Your goal - Transcribe the material exactly. Images do not belong in the copy.

======

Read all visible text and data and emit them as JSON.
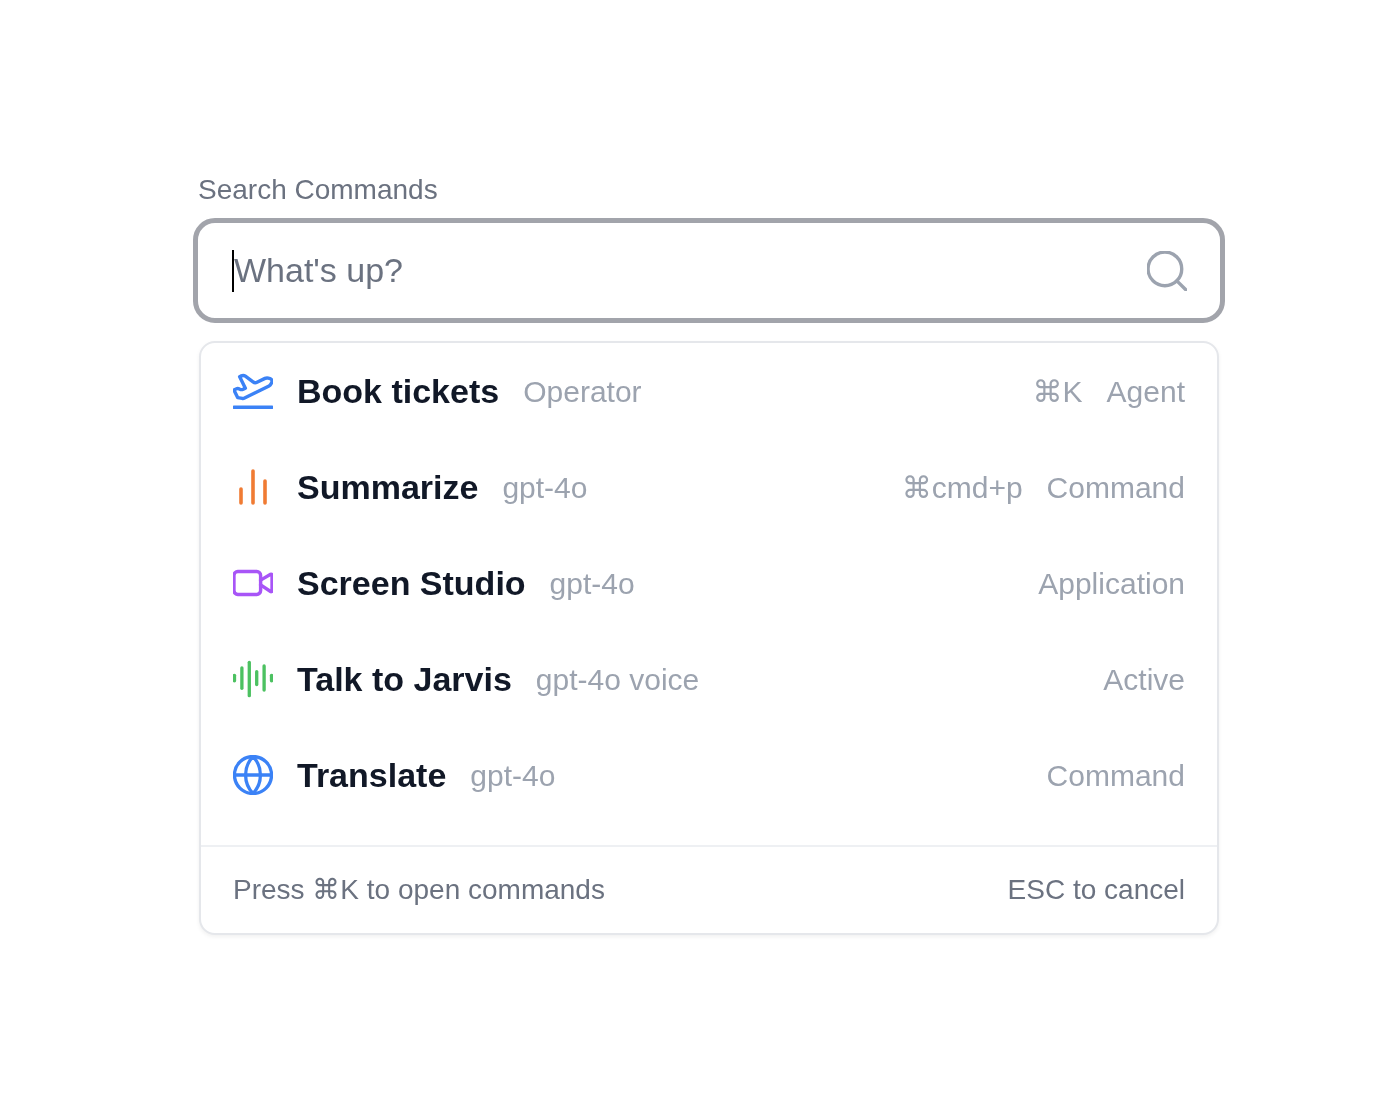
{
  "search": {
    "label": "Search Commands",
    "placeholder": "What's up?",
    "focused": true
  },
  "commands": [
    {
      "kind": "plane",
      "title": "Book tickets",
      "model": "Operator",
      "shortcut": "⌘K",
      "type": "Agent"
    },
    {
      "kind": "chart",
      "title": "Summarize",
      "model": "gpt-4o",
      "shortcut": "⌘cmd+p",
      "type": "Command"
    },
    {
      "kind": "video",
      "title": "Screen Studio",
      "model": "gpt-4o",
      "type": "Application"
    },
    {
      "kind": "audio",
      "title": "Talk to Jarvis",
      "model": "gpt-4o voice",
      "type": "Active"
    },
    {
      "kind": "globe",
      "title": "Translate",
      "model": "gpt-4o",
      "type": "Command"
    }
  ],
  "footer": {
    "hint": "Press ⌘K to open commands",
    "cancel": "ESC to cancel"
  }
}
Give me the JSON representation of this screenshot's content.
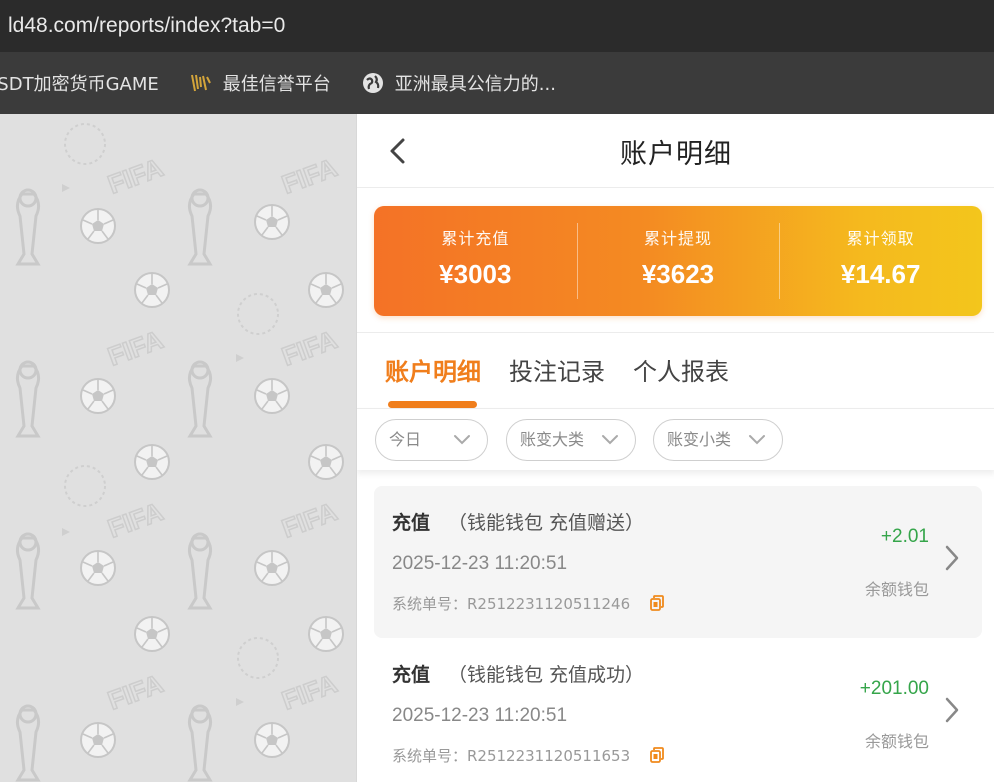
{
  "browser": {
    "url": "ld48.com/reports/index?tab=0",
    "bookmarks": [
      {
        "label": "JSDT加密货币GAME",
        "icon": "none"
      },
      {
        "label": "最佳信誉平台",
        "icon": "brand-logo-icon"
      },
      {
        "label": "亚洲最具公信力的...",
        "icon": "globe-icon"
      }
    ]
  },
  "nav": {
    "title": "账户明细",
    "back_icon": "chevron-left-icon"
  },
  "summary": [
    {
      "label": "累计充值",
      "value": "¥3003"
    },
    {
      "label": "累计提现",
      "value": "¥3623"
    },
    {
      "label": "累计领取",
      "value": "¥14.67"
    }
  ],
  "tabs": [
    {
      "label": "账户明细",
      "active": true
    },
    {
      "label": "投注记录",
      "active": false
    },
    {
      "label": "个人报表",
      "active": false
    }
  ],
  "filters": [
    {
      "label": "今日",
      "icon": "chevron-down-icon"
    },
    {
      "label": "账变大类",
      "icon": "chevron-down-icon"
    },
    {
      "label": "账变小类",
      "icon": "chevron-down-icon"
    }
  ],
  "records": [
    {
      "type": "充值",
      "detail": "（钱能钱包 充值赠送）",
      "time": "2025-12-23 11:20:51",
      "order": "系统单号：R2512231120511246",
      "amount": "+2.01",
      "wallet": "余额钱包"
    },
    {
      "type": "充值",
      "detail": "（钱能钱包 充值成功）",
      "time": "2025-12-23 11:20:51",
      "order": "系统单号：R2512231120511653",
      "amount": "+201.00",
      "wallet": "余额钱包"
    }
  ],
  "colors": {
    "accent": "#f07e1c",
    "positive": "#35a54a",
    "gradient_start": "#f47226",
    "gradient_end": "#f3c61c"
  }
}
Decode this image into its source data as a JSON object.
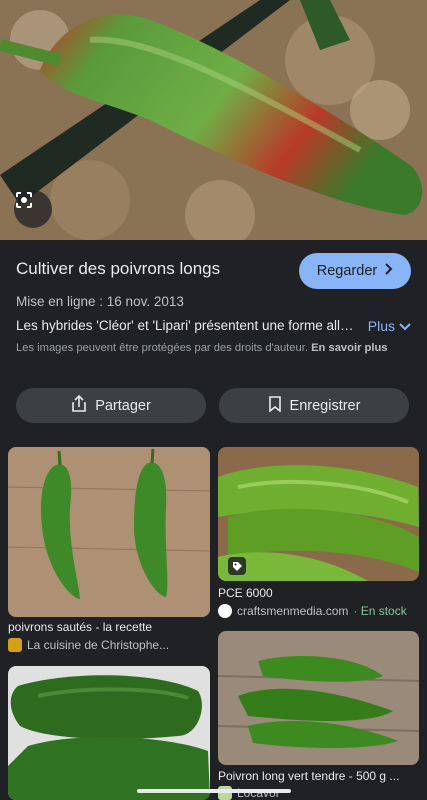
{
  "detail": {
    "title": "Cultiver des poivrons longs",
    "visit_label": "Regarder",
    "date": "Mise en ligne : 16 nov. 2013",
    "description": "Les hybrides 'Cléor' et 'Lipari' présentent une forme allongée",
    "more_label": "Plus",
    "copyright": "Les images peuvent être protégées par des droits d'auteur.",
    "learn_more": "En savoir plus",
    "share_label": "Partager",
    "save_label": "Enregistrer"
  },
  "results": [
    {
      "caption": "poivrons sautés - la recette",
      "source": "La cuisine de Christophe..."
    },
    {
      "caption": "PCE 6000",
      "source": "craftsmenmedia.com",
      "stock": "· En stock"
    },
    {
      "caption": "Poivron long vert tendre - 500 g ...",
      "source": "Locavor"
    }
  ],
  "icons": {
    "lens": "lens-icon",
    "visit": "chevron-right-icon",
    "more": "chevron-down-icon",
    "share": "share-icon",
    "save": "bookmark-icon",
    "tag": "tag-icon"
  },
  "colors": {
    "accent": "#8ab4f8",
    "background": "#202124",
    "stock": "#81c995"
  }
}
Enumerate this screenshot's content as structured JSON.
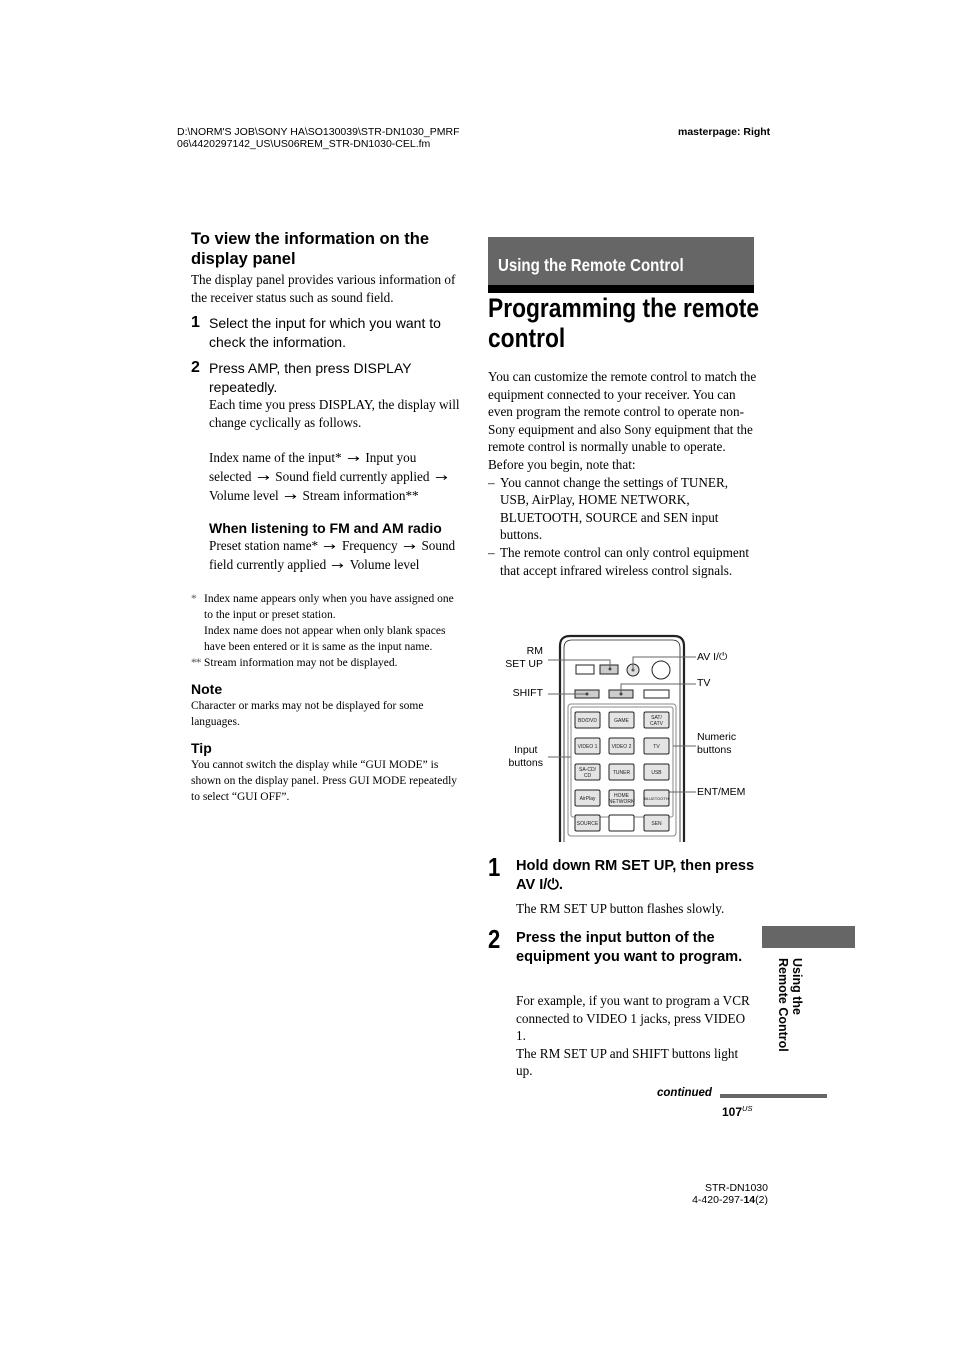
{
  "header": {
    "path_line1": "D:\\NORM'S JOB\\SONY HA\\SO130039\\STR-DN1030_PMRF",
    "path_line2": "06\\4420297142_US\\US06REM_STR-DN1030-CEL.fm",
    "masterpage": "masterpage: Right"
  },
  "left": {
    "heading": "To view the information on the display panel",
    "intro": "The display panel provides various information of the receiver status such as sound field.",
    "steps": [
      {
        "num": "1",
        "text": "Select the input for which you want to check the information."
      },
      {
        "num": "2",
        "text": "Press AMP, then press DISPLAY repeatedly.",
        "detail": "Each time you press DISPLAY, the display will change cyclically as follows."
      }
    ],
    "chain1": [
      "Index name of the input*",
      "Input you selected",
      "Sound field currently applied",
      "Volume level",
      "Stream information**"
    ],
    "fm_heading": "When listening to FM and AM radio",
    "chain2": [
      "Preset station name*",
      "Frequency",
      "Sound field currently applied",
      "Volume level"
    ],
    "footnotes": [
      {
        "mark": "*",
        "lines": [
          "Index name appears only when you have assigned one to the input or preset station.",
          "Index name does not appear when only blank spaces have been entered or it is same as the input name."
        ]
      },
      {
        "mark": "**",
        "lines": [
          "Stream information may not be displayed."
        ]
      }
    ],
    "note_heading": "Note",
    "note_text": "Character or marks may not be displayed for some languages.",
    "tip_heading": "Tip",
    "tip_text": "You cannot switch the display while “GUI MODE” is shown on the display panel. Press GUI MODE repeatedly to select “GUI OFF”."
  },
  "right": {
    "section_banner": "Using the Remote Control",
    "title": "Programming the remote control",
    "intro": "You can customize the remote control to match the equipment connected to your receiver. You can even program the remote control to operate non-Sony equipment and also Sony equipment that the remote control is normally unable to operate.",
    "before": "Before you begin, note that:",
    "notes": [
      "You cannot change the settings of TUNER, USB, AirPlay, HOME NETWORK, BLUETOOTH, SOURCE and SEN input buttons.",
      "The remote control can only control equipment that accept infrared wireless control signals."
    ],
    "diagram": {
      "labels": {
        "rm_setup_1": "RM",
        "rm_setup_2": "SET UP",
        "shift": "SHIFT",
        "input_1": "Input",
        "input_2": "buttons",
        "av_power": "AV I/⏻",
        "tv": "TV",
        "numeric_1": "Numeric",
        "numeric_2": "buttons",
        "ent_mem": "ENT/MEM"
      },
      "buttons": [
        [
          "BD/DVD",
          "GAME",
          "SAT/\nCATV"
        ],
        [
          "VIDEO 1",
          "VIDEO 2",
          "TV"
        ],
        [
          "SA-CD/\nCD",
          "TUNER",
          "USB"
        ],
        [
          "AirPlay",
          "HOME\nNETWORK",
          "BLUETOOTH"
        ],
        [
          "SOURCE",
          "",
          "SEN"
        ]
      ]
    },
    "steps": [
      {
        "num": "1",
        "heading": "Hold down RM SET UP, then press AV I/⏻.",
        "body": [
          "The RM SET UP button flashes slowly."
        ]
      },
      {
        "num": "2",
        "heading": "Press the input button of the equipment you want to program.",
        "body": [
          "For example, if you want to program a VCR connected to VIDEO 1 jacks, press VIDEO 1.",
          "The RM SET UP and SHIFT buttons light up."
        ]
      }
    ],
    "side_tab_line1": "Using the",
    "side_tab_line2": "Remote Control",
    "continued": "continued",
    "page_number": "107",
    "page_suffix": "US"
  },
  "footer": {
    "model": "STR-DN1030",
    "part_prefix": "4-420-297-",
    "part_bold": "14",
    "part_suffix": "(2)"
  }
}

======

Written answer -
Read all visible text and data and emit them as JSON.
{
  "search": {
    "label": "Search Commands",
    "placeholder": "What's up?",
    "focused": true
  },
  "commands": [
    {
      "kind": "plane",
      "title": "Book tickets",
      "model": "Operator",
      "shortcut": "⌘K",
      "type": "Agent"
    },
    {
      "kind": "chart",
      "title": "Summarize",
      "model": "gpt-4o",
      "shortcut": "⌘cmd+p",
      "type": "Command"
    },
    {
      "kind": "video",
      "title": "Screen Studio",
      "model": "gpt-4o",
      "type": "Application"
    },
    {
      "kind": "audio",
      "title": "Talk to Jarvis",
      "model": "gpt-4o voice",
      "type": "Active"
    },
    {
      "kind": "globe",
      "title": "Translate",
      "model": "gpt-4o",
      "type": "Command"
    }
  ],
  "footer": {
    "hint": "Press ⌘K to open commands",
    "cancel": "ESC to cancel"
  }
}
Give me the JSON representation of this screenshot's content.
{
  "browser": {
    "url": "ld48.com/reports/index?tab=0",
    "bookmarks": [
      {
        "label": "JSDT加密货币GAME",
        "icon": "none"
      },
      {
        "label": "最佳信誉平台",
        "icon": "brand-logo-icon"
      },
      {
        "label": "亚洲最具公信力的...",
        "icon": "globe-icon"
      }
    ]
  },
  "nav": {
    "title": "账户明细",
    "back_icon": "chevron-left-icon"
  },
  "summary": [
    {
      "label": "累计充值",
      "value": "¥3003"
    },
    {
      "label": "累计提现",
      "value": "¥3623"
    },
    {
      "label": "累计领取",
      "value": "¥14.67"
    }
  ],
  "tabs": [
    {
      "label": "账户明细",
      "active": true
    },
    {
      "label": "投注记录",
      "active": false
    },
    {
      "label": "个人报表",
      "active": false
    }
  ],
  "filters": [
    {
      "label": "今日",
      "icon": "chevron-down-icon"
    },
    {
      "label": "账变大类",
      "icon": "chevron-down-icon"
    },
    {
      "label": "账变小类",
      "icon": "chevron-down-icon"
    }
  ],
  "records": [
    {
      "type": "充值",
      "detail": "（钱能钱包 充值赠送）",
      "time": "2025-12-23 11:20:51",
      "order": "系统单号：R2512231120511246",
      "amount": "+2.01",
      "wallet": "余额钱包"
    },
    {
      "type": "充值",
      "detail": "（钱能钱包 充值成功）",
      "time": "2025-12-23 11:20:51",
      "order": "系统单号：R2512231120511653",
      "amount": "+201.00",
      "wallet": "余额钱包"
    }
  ],
  "colors": {
    "accent": "#f07e1c",
    "positive": "#35a54a",
    "gradient_start": "#f47226",
    "gradient_end": "#f3c61c"
  }
}
Decode this image into its source data as a JSON object.
{
  "detail": {
    "title": "Cultiver des poivrons longs",
    "visit_label": "Regarder",
    "date": "Mise en ligne : 16 nov. 2013",
    "description": "Les hybrides 'Cléor' et 'Lipari' présentent une forme allongée",
    "more_label": "Plus",
    "copyright": "Les images peuvent être protégées par des droits d'auteur.",
    "learn_more": "En savoir plus",
    "share_label": "Partager",
    "save_label": "Enregistrer"
  },
  "results": [
    {
      "caption": "poivrons sautés - la recette",
      "source": "La cuisine de Christophe..."
    },
    {
      "caption": "PCE 6000",
      "source": "craftsmenmedia.com",
      "stock": "· En stock"
    },
    {
      "caption": "Poivron long vert tendre - 500 g ...",
      "source": "Locavor"
    }
  ],
  "icons": {
    "lens": "lens-icon",
    "visit": "chevron-right-icon",
    "more": "chevron-down-icon",
    "share": "share-icon",
    "save": "bookmark-icon",
    "tag": "tag-icon"
  },
  "colors": {
    "accent": "#8ab4f8",
    "background": "#202124",
    "stock": "#81c995"
  }
}
Enumerate this screenshot's content as structured JSON.
{
  "header": {
    "path_line1": "D:\\NORM'S JOB\\SONY HA\\SO130039\\STR-DN1030_PMRF",
    "path_line2": "06\\4420297142_US\\US06REM_STR-DN1030-CEL.fm",
    "masterpage": "masterpage: Right"
  },
  "left": {
    "heading": "To view the information on the display panel",
    "intro": "The display panel provides various information of the receiver status such as sound field.",
    "steps": [
      {
        "num": "1",
        "text": "Select the input for which you want to check the information."
      },
      {
        "num": "2",
        "text": "Press AMP, then press DISPLAY repeatedly.",
        "detail": "Each time you press DISPLAY, the display will change cyclically as follows."
      }
    ],
    "chain1": [
      "Index name of the input*",
      "Input you selected",
      "Sound field currently applied",
      "Volume level",
      "Stream information**"
    ],
    "fm_heading": "When listening to FM and AM radio",
    "chain2": [
      "Preset station name*",
      "Frequency",
      "Sound field currently applied",
      "Volume level"
    ],
    "footnotes": [
      {
        "mark": "*",
        "lines": [
          "Index name appears only when you have assigned one to the input or preset station.",
          "Index name does not appear when only blank spaces have been entered or it is same as the input name."
        ]
      },
      {
        "mark": "**",
        "lines": [
          "Stream information may not be displayed."
        ]
      }
    ],
    "note_heading": "Note",
    "note_text": "Character or marks may not be displayed for some languages.",
    "tip_heading": "Tip",
    "tip_text": "You cannot switch the display while “GUI MODE” is shown on the display panel. Press GUI MODE repeatedly to select “GUI OFF”."
  },
  "right": {
    "section_banner": "Using the Remote Control",
    "title": "Programming the remote control",
    "intro": "You can customize the remote control to match the equipment connected to your receiver. You can even program the remote control to operate non-Sony equipment and also Sony equipment that the remote control is normally unable to operate.",
    "before": "Before you begin, note that:",
    "notes": [
      "You cannot change the settings of TUNER, USB, AirPlay, HOME NETWORK, BLUETOOTH, SOURCE and SEN input buttons.",
      "The remote control can only control equipment that accept infrared wireless control signals."
    ],
    "diagram": {
      "labels": {
        "rm_setup_1": "RM",
        "rm_setup_2": "SET UP",
        "shift": "SHIFT",
        "input_1": "Input",
        "input_2": "buttons",
        "av_power": "AV I/⏻",
        "tv": "TV",
        "numeric_1": "Numeric",
        "numeric_2": "buttons",
        "ent_mem": "ENT/MEM"
      },
      "buttons": [
        [
          "BD/DVD",
          "GAME",
          "SAT/\nCATV"
        ],
        [
          "VIDEO 1",
          "VIDEO 2",
          "TV"
        ],
        [
          "SA-CD/\nCD",
          "TUNER",
          "USB"
        ],
        [
          "AirPlay",
          "HOME\nNETWORK",
          "BLUETOOTH"
        ],
        [
          "SOURCE",
          "",
          "SEN"
        ]
      ]
    },
    "steps": [
      {
        "num": "1",
        "heading": "Hold down RM SET UP, then press AV I/⏻.",
        "body": [
          "The RM SET UP button flashes slowly."
        ]
      },
      {
        "num": "2",
        "heading": "Press the input button of the equipment you want to program.",
        "body": [
          "For example, if you want to program a VCR connected to VIDEO 1 jacks, press VIDEO 1.",
          "The RM SET UP and SHIFT buttons light up."
        ]
      }
    ],
    "side_tab_line1": "Using the",
    "side_tab_line2": "Remote Control",
    "continued": "continued",
    "page_number": "107",
    "page_suffix": "US"
  },
  "footer": {
    "model": "STR-DN1030",
    "part_prefix": "4-420-297-",
    "part_bold": "14",
    "part_suffix": "(2)"
  }
}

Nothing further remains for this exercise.